EXERCISE DESCRIPTION ::
Find every line with the word "value". Copy those lines.

——————————

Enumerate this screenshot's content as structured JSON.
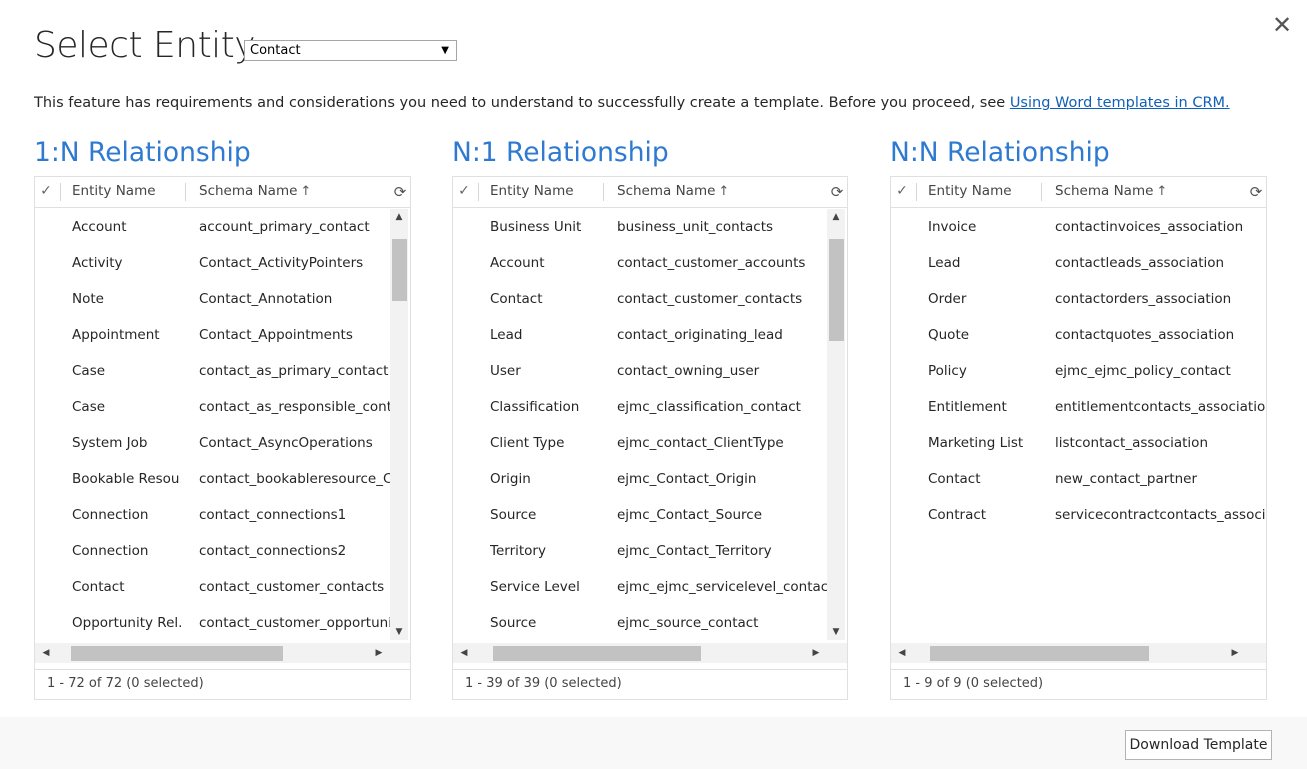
{
  "dialog": {
    "title": "Select Entity",
    "close_glyph": "✕",
    "entity_select": {
      "value": "Contact",
      "arrow": "▼"
    },
    "notice_text": "This feature has requirements and considerations you need to understand to successfully create a template. Before you proceed, see ",
    "notice_link": "Using Word templates in CRM.",
    "download_label": "Download Template"
  },
  "icons": {
    "check": "✓",
    "refresh": "⟳",
    "sort_up": "↑",
    "scroll_up": "▲",
    "scroll_down": "▼",
    "scroll_left": "◀",
    "scroll_right": "▶"
  },
  "panels": [
    {
      "title": "1:N Relationship",
      "col_entity": "Entity Name",
      "col_schema": "Schema Name",
      "footer": "1 - 72 of 72 (0 selected)",
      "vscroll_thumb": [
        0.035,
        0.19
      ],
      "hscroll_thumb": [
        0.05,
        0.72
      ],
      "rows": [
        {
          "entity": "Account",
          "schema": "account_primary_contact"
        },
        {
          "entity": "Activity",
          "schema": "Contact_ActivityPointers"
        },
        {
          "entity": "Note",
          "schema": "Contact_Annotation"
        },
        {
          "entity": "Appointment",
          "schema": "Contact_Appointments"
        },
        {
          "entity": "Case",
          "schema": "contact_as_primary_contact"
        },
        {
          "entity": "Case",
          "schema": "contact_as_responsible_contact"
        },
        {
          "entity": "System Job",
          "schema": "Contact_AsyncOperations"
        },
        {
          "entity": "Bookable Resou...",
          "schema": "contact_bookableresource_Contact"
        },
        {
          "entity": "Connection",
          "schema": "contact_connections1"
        },
        {
          "entity": "Connection",
          "schema": "contact_connections2"
        },
        {
          "entity": "Contact",
          "schema": "contact_customer_contacts"
        },
        {
          "entity": "Opportunity Rel...",
          "schema": "contact_customer_opportunity_roles"
        }
      ]
    },
    {
      "title": "N:1 Relationship",
      "col_entity": "Entity Name",
      "col_schema": "Schema Name",
      "footer": "1 - 39 of 39 (0 selected)",
      "vscroll_thumb": [
        0.035,
        0.29
      ],
      "hscroll_thumb": [
        0.06,
        0.68
      ],
      "rows": [
        {
          "entity": "Business Unit",
          "schema": "business_unit_contacts"
        },
        {
          "entity": "Account",
          "schema": "contact_customer_accounts"
        },
        {
          "entity": "Contact",
          "schema": "contact_customer_contacts"
        },
        {
          "entity": "Lead",
          "schema": "contact_originating_lead"
        },
        {
          "entity": "User",
          "schema": "contact_owning_user"
        },
        {
          "entity": "Classification",
          "schema": "ejmc_classification_contact"
        },
        {
          "entity": "Client Type",
          "schema": "ejmc_contact_ClientType"
        },
        {
          "entity": "Origin",
          "schema": "ejmc_Contact_Origin"
        },
        {
          "entity": "Source",
          "schema": "ejmc_Contact_Source"
        },
        {
          "entity": "Territory",
          "schema": "ejmc_Contact_Territory"
        },
        {
          "entity": "Service Level",
          "schema": "ejmc_ejmc_servicelevel_contact_ServiceLevel"
        },
        {
          "entity": "Source",
          "schema": "ejmc_source_contact"
        }
      ]
    },
    {
      "title": "N:N Relationship",
      "col_entity": "Entity Name",
      "col_schema": "Schema Name",
      "footer": "1 - 9 of 9 (0 selected)",
      "vscroll_thumb": null,
      "hscroll_thumb": [
        0.06,
        0.75
      ],
      "rows": [
        {
          "entity": "Invoice",
          "schema": "contactinvoices_association"
        },
        {
          "entity": "Lead",
          "schema": "contactleads_association"
        },
        {
          "entity": "Order",
          "schema": "contactorders_association"
        },
        {
          "entity": "Quote",
          "schema": "contactquotes_association"
        },
        {
          "entity": "Policy",
          "schema": "ejmc_ejmc_policy_contact"
        },
        {
          "entity": "Entitlement",
          "schema": "entitlementcontacts_association"
        },
        {
          "entity": "Marketing List",
          "schema": "listcontact_association"
        },
        {
          "entity": "Contact",
          "schema": "new_contact_partner"
        },
        {
          "entity": "Contract",
          "schema": "servicecontractcontacts_association"
        }
      ]
    }
  ]
}
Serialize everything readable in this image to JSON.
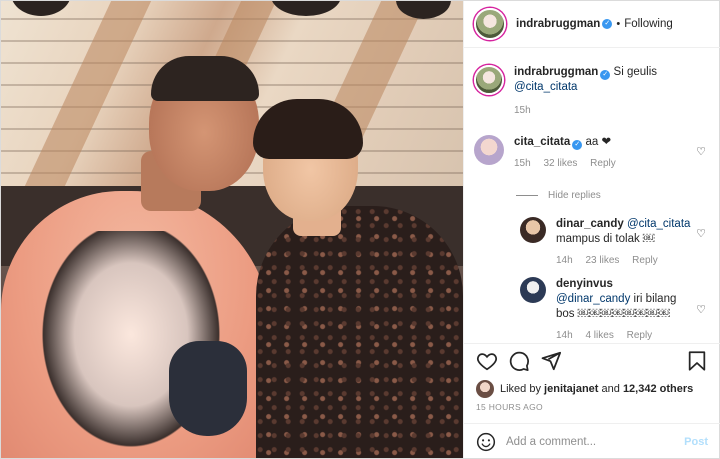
{
  "header": {
    "username": "indrabruggman",
    "separator": "•",
    "follow_status": "Following"
  },
  "caption": {
    "username": "indrabruggman",
    "text": "Si geulis",
    "mention": "@cita_citata",
    "time": "15h"
  },
  "comments": [
    {
      "username": "cita_citata",
      "text": "aa ❤",
      "time": "15h",
      "likes": "32 likes",
      "reply_label": "Reply"
    }
  ],
  "hide_replies_label": "Hide replies",
  "replies": [
    {
      "username": "dinar_candy",
      "mention": "@cita_citata",
      "text": "mampus di tolak ￼",
      "time": "14h",
      "likes": "23 likes",
      "reply_label": "Reply"
    },
    {
      "username": "denyinvus",
      "mention": "@dinar_candy",
      "text": "iri bilang",
      "text2": "bos ￼￼￼￼￼￼￼￼",
      "time": "14h",
      "likes": "4 likes",
      "reply_label": "Reply"
    }
  ],
  "likes_line": {
    "prefix": "Liked by",
    "user": "jenitajanet",
    "and": "and",
    "count": "12,342 others"
  },
  "post_time": "15 HOURS AGO",
  "add_comment": {
    "placeholder": "Add a comment...",
    "post_label": "Post"
  },
  "icons": [
    "heart-icon",
    "comment-icon",
    "share-icon",
    "bookmark-icon",
    "emoji-icon",
    "verified-icon"
  ],
  "colors": {
    "link": "#00376b",
    "verified": "#3897f0",
    "muted": "#8e8e8e",
    "post_disabled": "#b2dffc"
  }
}
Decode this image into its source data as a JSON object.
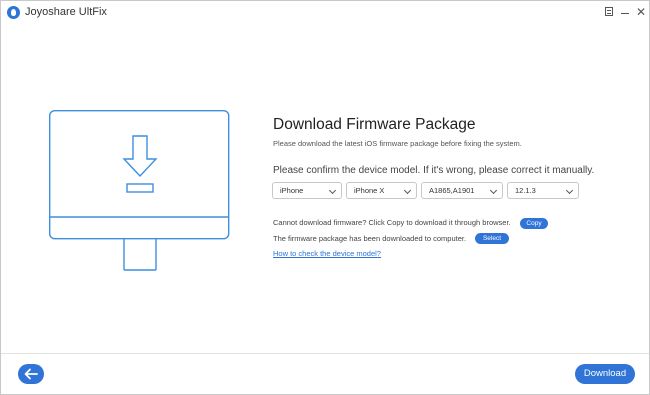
{
  "window": {
    "title": "Joyoshare UltFix",
    "controls": [
      "menu-icon",
      "minimize-icon",
      "close-icon"
    ],
    "close_glyph": "✕"
  },
  "main": {
    "heading": "Download Firmware Package",
    "subtitle": "Please download the latest iOS firmware package before fixing the system.",
    "confirm_text": "Please confirm the device model. If it's wrong, please correct it manually.",
    "selects": [
      {
        "value": "iPhone"
      },
      {
        "value": "iPhone X"
      },
      {
        "value": "A1865,A1901"
      },
      {
        "value": "12.1.3"
      }
    ],
    "copy_note": "Cannot download firmware? Click Copy to download it through browser.",
    "copy_button": "Copy",
    "select_note": "The firmware package has been downloaded to computer.",
    "select_button": "Select",
    "help_link": "How to check the device model?"
  },
  "footer": {
    "back_icon": "arrow-left-icon",
    "download_button": "Download"
  },
  "colors": {
    "accent": "#2f74d6",
    "illustration": "#3d8fe0"
  }
}
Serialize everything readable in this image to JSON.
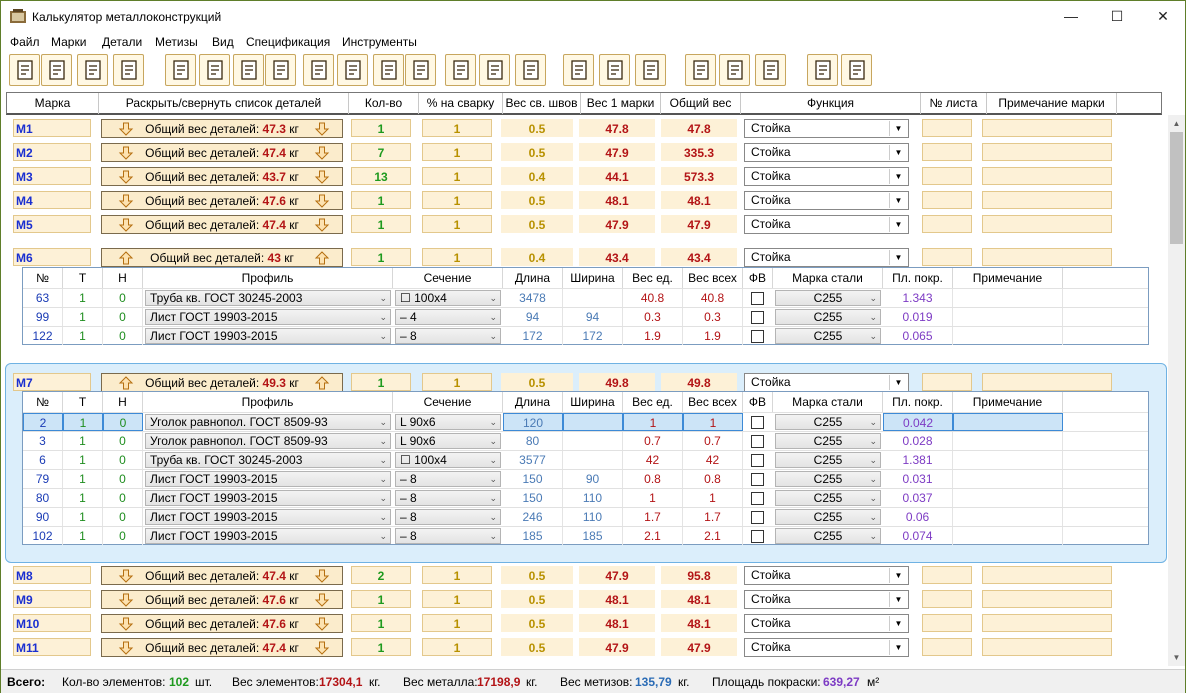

——————————

TASK RESPONSE ::
      "value": "Contact",
        "value": "iPhone"
        "value": "iPhone X"
        "value": "A1865,A1901"
        "value": "12.1.3"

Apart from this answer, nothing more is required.